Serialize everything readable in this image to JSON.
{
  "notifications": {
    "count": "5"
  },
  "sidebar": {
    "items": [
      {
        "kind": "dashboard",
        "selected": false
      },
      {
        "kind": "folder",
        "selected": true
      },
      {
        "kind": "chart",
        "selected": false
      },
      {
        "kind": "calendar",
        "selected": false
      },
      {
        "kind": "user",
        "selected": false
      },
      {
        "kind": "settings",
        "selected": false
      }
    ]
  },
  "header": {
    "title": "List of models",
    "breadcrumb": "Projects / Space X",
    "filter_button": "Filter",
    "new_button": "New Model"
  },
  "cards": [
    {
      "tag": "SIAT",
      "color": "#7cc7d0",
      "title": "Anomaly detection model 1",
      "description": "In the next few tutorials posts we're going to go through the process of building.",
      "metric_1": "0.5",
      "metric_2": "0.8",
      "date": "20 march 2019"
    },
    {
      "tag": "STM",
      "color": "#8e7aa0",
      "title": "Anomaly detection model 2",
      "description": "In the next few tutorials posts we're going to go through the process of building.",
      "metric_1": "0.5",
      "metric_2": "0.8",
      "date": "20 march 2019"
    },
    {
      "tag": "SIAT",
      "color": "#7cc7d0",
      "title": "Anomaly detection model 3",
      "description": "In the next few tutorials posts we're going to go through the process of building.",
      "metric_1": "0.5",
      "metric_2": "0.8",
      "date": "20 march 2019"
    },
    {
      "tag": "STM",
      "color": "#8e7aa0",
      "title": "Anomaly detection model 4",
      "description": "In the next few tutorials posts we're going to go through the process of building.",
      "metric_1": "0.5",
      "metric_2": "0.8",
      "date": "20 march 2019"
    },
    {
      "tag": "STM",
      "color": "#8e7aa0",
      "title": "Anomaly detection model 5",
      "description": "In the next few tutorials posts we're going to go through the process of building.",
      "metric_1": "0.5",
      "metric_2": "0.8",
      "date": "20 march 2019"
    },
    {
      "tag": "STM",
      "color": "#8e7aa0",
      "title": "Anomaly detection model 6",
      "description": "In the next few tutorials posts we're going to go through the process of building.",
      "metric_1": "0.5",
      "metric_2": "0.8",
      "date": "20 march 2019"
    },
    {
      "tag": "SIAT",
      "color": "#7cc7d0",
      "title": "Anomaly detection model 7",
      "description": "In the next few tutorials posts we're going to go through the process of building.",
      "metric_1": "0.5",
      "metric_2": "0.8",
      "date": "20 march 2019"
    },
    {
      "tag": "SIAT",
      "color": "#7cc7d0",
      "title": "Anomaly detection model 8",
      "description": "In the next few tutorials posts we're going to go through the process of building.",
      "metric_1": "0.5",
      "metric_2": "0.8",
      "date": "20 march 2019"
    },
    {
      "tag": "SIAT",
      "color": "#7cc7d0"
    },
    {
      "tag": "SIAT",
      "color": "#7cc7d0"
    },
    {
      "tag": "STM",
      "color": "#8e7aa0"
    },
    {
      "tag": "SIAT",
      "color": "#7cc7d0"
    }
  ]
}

» Task statement: Report all lines of the data that include the word "detection".

» Solution:
      "title": "Anomaly detection model 1",
      "title": "Anomaly detection model 2",
      "title": "Anomaly detection model 3",
      "title": "Anomaly detection model 4",
      "title": "Anomaly detection model 5",
      "title": "Anomaly detection model 6",
      "title": "Anomaly detection model 7",
      "title": "Anomaly detection model 8",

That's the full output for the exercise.